• **OBJECTIVE**: Write each record again exactly as it stands.
══ PROVIDED ENTRIES
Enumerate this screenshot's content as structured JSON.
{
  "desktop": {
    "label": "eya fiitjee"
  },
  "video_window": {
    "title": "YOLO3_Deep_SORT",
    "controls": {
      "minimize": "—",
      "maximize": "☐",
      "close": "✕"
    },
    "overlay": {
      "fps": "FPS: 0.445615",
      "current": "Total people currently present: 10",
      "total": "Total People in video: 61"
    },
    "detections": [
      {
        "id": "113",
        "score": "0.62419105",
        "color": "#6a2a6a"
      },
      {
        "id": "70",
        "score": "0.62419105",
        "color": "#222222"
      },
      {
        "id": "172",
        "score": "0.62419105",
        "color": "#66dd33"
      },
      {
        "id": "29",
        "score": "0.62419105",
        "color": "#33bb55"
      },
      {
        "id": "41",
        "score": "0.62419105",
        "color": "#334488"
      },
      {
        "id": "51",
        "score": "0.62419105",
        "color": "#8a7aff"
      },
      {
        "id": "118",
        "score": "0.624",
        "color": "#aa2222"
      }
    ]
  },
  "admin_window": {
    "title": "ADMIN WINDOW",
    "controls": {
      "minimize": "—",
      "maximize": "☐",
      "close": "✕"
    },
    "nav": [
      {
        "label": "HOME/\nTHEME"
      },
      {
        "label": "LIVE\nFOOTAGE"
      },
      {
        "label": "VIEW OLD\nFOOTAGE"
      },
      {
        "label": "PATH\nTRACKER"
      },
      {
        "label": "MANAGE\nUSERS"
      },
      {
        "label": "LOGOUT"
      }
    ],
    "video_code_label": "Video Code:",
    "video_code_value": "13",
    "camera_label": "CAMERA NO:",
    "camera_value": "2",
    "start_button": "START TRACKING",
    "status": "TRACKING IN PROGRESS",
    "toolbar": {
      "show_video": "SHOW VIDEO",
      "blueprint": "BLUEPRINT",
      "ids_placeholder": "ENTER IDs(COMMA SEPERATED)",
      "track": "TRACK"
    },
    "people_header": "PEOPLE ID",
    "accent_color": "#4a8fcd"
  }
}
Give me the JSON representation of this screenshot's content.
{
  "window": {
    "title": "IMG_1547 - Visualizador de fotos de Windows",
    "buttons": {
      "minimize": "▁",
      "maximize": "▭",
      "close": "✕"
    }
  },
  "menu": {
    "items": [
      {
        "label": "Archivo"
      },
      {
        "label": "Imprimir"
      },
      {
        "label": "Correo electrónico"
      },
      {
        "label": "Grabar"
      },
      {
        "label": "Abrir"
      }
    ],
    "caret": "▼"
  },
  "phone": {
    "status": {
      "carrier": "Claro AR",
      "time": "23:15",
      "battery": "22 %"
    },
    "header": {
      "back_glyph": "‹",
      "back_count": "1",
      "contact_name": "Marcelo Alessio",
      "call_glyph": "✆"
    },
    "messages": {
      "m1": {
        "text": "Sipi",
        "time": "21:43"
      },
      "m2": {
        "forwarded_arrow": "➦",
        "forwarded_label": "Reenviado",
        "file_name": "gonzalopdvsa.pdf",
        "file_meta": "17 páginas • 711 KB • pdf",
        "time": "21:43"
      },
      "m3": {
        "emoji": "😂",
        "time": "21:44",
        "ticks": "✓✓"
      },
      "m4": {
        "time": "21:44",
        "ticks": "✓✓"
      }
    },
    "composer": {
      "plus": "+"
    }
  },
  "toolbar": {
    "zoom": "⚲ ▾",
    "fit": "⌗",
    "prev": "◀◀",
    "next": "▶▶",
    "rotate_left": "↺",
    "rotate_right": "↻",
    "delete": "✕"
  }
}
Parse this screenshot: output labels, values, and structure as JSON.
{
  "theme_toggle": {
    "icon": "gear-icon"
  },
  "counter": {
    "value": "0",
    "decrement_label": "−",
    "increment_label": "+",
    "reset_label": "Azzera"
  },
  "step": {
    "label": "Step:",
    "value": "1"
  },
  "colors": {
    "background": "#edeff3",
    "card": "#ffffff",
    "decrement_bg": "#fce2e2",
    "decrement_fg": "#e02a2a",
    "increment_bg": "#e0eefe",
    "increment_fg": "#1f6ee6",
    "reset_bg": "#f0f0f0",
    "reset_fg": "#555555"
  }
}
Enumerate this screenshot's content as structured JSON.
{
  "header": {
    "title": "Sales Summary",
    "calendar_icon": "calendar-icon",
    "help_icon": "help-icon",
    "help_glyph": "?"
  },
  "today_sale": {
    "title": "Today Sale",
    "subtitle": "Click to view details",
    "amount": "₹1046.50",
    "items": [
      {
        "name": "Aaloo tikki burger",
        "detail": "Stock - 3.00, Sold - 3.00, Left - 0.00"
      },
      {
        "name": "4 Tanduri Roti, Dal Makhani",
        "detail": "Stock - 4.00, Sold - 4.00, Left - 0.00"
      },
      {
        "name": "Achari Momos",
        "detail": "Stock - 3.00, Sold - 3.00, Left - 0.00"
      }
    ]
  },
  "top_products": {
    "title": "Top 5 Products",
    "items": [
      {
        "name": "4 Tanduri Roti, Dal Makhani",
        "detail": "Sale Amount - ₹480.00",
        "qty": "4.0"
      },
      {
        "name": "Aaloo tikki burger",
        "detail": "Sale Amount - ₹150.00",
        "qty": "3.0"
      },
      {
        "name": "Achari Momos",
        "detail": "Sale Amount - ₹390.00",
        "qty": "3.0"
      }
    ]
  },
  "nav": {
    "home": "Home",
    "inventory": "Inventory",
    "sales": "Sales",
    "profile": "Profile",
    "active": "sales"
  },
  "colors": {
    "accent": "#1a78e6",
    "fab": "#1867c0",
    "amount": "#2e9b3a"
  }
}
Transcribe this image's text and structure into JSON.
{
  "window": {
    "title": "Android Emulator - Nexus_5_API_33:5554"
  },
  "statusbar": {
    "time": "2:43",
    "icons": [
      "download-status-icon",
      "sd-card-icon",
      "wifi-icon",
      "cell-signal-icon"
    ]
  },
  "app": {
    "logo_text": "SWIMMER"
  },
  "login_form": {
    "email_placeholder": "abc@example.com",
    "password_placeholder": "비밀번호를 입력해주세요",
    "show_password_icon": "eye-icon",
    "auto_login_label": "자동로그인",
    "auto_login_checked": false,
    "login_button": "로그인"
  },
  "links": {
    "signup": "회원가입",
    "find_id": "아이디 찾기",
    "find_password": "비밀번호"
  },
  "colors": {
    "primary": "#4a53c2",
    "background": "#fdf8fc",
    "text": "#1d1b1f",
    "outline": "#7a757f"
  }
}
════
• **WRITTEN RESPONSE**:
Enumerate this screenshot's content as structured JSON.
{
  "desktop": {
    "label": "eya fiitjee"
  },
  "video_window": {
    "title": "YOLO3_Deep_SORT",
    "controls": {
      "minimize": "—",
      "maximize": "☐",
      "close": "✕"
    },
    "overlay": {
      "fps": "FPS: 0.445615",
      "current": "Total people currently present: 10",
      "total": "Total People in video: 61"
    },
    "detections": [
      {
        "id": "113",
        "score": "0.62419105",
        "color": "#6a2a6a"
      },
      {
        "id": "70",
        "score": "0.62419105",
        "color": "#222222"
      },
      {
        "id": "172",
        "score": "0.62419105",
        "color": "#66dd33"
      },
      {
        "id": "29",
        "score": "0.62419105",
        "color": "#33bb55"
      },
      {
        "id": "41",
        "score": "0.62419105",
        "color": "#334488"
      },
      {
        "id": "51",
        "score": "0.62419105",
        "color": "#8a7aff"
      },
      {
        "id": "118",
        "score": "0.624",
        "color": "#aa2222"
      }
    ]
  },
  "admin_window": {
    "title": "ADMIN WINDOW",
    "controls": {
      "minimize": "—",
      "maximize": "☐",
      "close": "✕"
    },
    "nav": [
      {
        "label": "HOME/\nTHEME"
      },
      {
        "label": "LIVE\nFOOTAGE"
      },
      {
        "label": "VIEW OLD\nFOOTAGE"
      },
      {
        "label": "PATH\nTRACKER"
      },
      {
        "label": "MANAGE\nUSERS"
      },
      {
        "label": "LOGOUT"
      }
    ],
    "video_code_label": "Video Code:",
    "video_code_value": "13",
    "camera_label": "CAMERA NO:",
    "camera_value": "2",
    "start_button": "START TRACKING",
    "status": "TRACKING IN PROGRESS",
    "toolbar": {
      "show_video": "SHOW VIDEO",
      "blueprint": "BLUEPRINT",
      "ids_placeholder": "ENTER IDs(COMMA SEPERATED)",
      "track": "TRACK"
    },
    "people_header": "PEOPLE ID",
    "accent_color": "#4a8fcd"
  }
}
Give me the JSON representation of this screenshot's content.
{
  "window": {
    "title": "IMG_1547 - Visualizador de fotos de Windows",
    "buttons": {
      "minimize": "▁",
      "maximize": "▭",
      "close": "✕"
    }
  },
  "menu": {
    "items": [
      {
        "label": "Archivo"
      },
      {
        "label": "Imprimir"
      },
      {
        "label": "Correo electrónico"
      },
      {
        "label": "Grabar"
      },
      {
        "label": "Abrir"
      }
    ],
    "caret": "▼"
  },
  "phone": {
    "status": {
      "carrier": "Claro AR",
      "time": "23:15",
      "battery": "22 %"
    },
    "header": {
      "back_glyph": "‹",
      "back_count": "1",
      "contact_name": "Marcelo Alessio",
      "call_glyph": "✆"
    },
    "messages": {
      "m1": {
        "text": "Sipi",
        "time": "21:43"
      },
      "m2": {
        "forwarded_arrow": "➦",
        "forwarded_label": "Reenviado",
        "file_name": "gonzalopdvsa.pdf",
        "file_meta": "17 páginas • 711 KB • pdf",
        "time": "21:43"
      },
      "m3": {
        "emoji": "😂",
        "time": "21:44",
        "ticks": "✓✓"
      },
      "m4": {
        "time": "21:44",
        "ticks": "✓✓"
      }
    },
    "composer": {
      "plus": "+"
    }
  },
  "toolbar": {
    "zoom": "⚲ ▾",
    "fit": "⌗",
    "prev": "◀◀",
    "next": "▶▶",
    "rotate_left": "↺",
    "rotate_right": "↻",
    "delete": "✕"
  }
}
Parse this screenshot: output labels, values, and structure as JSON.
{
  "theme_toggle": {
    "icon": "gear-icon"
  },
  "counter": {
    "value": "0",
    "decrement_label": "−",
    "increment_label": "+",
    "reset_label": "Azzera"
  },
  "step": {
    "label": "Step:",
    "value": "1"
  },
  "colors": {
    "background": "#edeff3",
    "card": "#ffffff",
    "decrement_bg": "#fce2e2",
    "decrement_fg": "#e02a2a",
    "increment_bg": "#e0eefe",
    "increment_fg": "#1f6ee6",
    "reset_bg": "#f0f0f0",
    "reset_fg": "#555555"
  }
}
Enumerate this screenshot's content as structured JSON.
{
  "header": {
    "title": "Sales Summary",
    "calendar_icon": "calendar-icon",
    "help_icon": "help-icon",
    "help_glyph": "?"
  },
  "today_sale": {
    "title": "Today Sale",
    "subtitle": "Click to view details",
    "amount": "₹1046.50",
    "items": [
      {
        "name": "Aaloo tikki burger",
        "detail": "Stock - 3.00, Sold - 3.00, Left - 0.00"
      },
      {
        "name": "4 Tanduri Roti, Dal Makhani",
        "detail": "Stock - 4.00, Sold - 4.00, Left - 0.00"
      },
      {
        "name": "Achari Momos",
        "detail": "Stock - 3.00, Sold - 3.00, Left - 0.00"
      }
    ]
  },
  "top_products": {
    "title": "Top 5 Products",
    "items": [
      {
        "name": "4 Tanduri Roti, Dal Makhani",
        "detail": "Sale Amount - ₹480.00",
        "qty": "4.0"
      },
      {
        "name": "Aaloo tikki burger",
        "detail": "Sale Amount - ₹150.00",
        "qty": "3.0"
      },
      {
        "name": "Achari Momos",
        "detail": "Sale Amount - ₹390.00",
        "qty": "3.0"
      }
    ]
  },
  "nav": {
    "home": "Home",
    "inventory": "Inventory",
    "sales": "Sales",
    "profile": "Profile",
    "active": "sales"
  },
  "colors": {
    "accent": "#1a78e6",
    "fab": "#1867c0",
    "amount": "#2e9b3a"
  }
}
Transcribe this image's text and structure into JSON.
{
  "window": {
    "title": "Android Emulator - Nexus_5_API_33:5554"
  },
  "statusbar": {
    "time": "2:43",
    "icons": [
      "download-status-icon",
      "sd-card-icon",
      "wifi-icon",
      "cell-signal-icon"
    ]
  },
  "app": {
    "logo_text": "SWIMMER"
  },
  "login_form": {
    "email_placeholder": "abc@example.com",
    "password_placeholder": "비밀번호를 입력해주세요",
    "show_password_icon": "eye-icon",
    "auto_login_label": "자동로그인",
    "auto_login_checked": false,
    "login_button": "로그인"
  },
  "links": {
    "signup": "회원가입",
    "find_id": "아이디 찾기",
    "find_password": "비밀번호"
  },
  "colors": {
    "primary": "#4a53c2",
    "background": "#fdf8fc",
    "text": "#1d1b1f",
    "outline": "#7a757f"
  }
}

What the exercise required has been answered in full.